*SHORT TASK*.
Report how many lines include the word "text", and nothing besides that number.

Lines of data
★ ★ ★
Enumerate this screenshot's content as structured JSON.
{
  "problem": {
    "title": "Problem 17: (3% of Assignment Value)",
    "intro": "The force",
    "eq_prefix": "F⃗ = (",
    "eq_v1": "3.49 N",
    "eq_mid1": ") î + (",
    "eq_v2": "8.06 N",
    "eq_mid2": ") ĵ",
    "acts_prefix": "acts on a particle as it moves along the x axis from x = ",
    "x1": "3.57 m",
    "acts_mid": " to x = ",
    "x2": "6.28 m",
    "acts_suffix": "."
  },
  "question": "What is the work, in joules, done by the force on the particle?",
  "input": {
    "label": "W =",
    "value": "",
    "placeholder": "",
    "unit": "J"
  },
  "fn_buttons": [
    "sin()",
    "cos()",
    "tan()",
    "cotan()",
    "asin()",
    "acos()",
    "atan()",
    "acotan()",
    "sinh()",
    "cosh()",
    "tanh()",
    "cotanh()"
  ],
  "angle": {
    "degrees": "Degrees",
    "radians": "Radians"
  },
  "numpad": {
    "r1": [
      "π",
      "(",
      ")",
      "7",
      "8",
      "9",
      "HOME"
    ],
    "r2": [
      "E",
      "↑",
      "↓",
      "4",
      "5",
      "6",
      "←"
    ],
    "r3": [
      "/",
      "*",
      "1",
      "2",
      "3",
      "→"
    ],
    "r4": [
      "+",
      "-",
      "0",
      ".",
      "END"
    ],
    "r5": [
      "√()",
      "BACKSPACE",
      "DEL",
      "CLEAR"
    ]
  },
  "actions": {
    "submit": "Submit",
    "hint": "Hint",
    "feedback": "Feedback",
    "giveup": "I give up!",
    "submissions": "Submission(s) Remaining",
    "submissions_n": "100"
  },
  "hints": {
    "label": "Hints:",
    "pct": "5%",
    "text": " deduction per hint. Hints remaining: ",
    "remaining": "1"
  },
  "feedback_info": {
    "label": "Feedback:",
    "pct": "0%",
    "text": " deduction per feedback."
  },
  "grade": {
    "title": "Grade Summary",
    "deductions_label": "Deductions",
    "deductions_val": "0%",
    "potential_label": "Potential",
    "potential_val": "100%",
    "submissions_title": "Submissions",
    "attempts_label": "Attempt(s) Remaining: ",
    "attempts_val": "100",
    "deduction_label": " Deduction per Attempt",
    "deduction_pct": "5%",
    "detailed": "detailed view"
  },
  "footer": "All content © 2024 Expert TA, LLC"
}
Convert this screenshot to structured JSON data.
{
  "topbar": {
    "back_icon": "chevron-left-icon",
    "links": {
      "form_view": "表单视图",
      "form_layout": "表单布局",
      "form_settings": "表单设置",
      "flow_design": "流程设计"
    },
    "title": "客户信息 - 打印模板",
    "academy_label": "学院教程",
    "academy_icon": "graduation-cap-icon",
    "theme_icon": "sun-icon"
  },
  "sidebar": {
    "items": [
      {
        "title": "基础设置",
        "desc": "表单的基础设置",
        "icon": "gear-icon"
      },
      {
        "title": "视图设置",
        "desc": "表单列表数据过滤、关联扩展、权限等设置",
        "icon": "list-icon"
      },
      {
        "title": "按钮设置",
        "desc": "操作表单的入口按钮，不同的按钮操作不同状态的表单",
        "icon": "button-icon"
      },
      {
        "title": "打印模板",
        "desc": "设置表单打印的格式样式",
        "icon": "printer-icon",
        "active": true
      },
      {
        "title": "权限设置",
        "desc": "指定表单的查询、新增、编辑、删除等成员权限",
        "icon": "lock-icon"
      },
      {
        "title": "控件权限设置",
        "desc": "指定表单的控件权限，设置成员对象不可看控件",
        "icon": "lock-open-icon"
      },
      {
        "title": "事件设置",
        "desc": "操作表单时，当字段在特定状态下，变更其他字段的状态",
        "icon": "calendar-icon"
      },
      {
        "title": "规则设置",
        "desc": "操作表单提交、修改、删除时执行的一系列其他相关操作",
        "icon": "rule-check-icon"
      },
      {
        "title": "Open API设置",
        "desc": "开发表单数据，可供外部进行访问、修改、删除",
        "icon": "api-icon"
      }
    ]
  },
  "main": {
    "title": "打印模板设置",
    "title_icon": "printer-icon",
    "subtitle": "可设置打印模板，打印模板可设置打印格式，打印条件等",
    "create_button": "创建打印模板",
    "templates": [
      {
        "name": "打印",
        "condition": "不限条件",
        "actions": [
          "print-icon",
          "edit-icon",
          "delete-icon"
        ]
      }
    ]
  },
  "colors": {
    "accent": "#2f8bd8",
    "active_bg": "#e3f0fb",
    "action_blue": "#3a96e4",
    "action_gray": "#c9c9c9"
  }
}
★ ★ ★
*FULL SOLUTION*.
2